Problem to solve: Reproduce the entire listing word for word.

Records to process:

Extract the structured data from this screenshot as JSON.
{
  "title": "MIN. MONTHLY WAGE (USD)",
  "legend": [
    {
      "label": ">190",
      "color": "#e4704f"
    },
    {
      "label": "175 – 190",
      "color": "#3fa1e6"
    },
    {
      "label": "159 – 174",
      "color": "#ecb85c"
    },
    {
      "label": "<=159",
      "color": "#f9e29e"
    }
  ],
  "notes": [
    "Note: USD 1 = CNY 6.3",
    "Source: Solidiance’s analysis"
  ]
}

Correct output:
Extract the structured data from this screenshot as JSON.
{
  "title": "MIN. MONTHLY WAGE (USD)",
  "legend": [
    {
      "label": ">190",
      "color": "#e4704f"
    },
    {
      "label": "175 – 190",
      "color": "#3fa1e6"
    },
    {
      "label": "159 – 174",
      "color": "#ecb85c"
    },
    {
      "label": "<=159",
      "color": "#f9e29e"
    }
  ],
  "notes": [
    "Note: USD 1 = CNY 6.3",
    "Source: Solidiance’s analysis"
  ]
}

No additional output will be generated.